— begin —
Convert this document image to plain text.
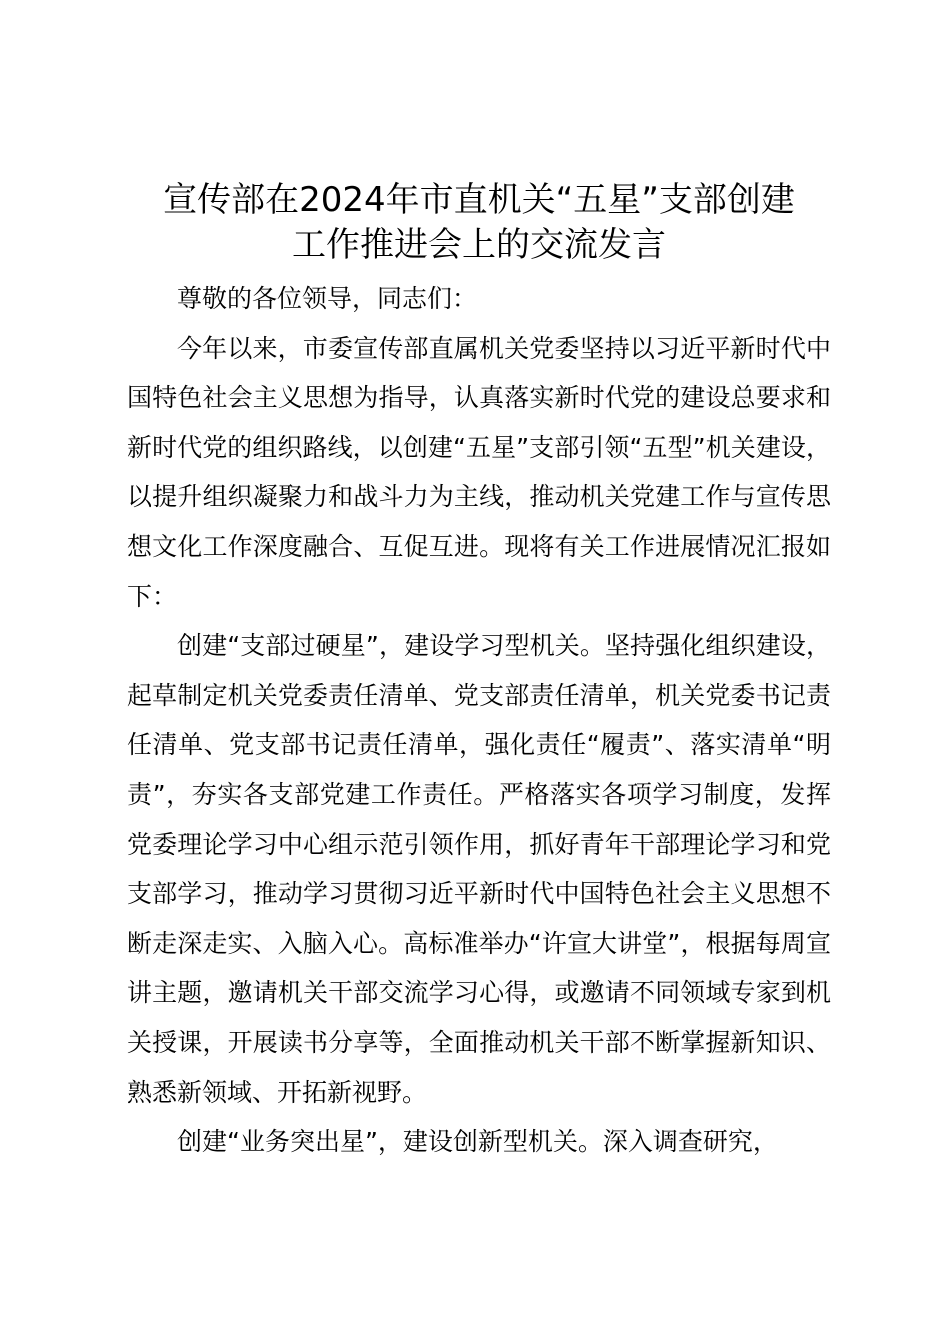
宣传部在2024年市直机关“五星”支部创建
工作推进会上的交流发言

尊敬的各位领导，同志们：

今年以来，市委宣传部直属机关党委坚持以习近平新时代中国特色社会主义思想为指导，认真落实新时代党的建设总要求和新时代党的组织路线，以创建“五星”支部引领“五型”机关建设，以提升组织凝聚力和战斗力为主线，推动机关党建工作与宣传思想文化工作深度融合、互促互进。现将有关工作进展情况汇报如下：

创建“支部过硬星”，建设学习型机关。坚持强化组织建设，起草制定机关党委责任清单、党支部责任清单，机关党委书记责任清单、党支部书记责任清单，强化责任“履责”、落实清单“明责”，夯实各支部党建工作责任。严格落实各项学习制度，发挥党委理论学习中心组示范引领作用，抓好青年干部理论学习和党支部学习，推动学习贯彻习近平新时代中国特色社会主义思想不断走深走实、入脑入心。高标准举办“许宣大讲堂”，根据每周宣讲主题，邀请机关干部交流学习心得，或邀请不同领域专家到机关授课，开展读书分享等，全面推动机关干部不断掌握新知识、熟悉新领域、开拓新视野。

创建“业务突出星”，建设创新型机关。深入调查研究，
— end —
Short problem -> Pictures are excluded; output everything else in the data verbatim.

Task output ->
Convert this document image to plain text.
宣传部在2024年市直机关“五星”支部创建
工作推进会上的交流发言

尊敬的各位领导，同志们：

今年以来，市委宣传部直属机关党委坚持以习近平新时代中国特色社会主义思想为指导，认真落实新时代党的建设总要求和新时代党的组织路线，以创建“五星”支部引领“五型”机关建设，以提升组织凝聚力和战斗力为主线，推动机关党建工作与宣传思想文化工作深度融合、互促互进。现将有关工作进展情况汇报如下：

创建“支部过硬星”，建设学习型机关。坚持强化组织建设，起草制定机关党委责任清单、党支部责任清单，机关党委书记责任清单、党支部书记责任清单，强化责任“履责”、落实清单“明责”，夯实各支部党建工作责任。严格落实各项学习制度，发挥党委理论学习中心组示范引领作用，抓好青年干部理论学习和党支部学习，推动学习贯彻习近平新时代中国特色社会主义思想不断走深走实、入脑入心。高标准举办“许宣大讲堂”，根据每周宣讲主题，邀请机关干部交流学习心得，或邀请不同领域专家到机关授课，开展读书分享等，全面推动机关干部不断掌握新知识、熟悉新领域、开拓新视野。

创建“业务突出星”，建设创新型机关。深入调查研究，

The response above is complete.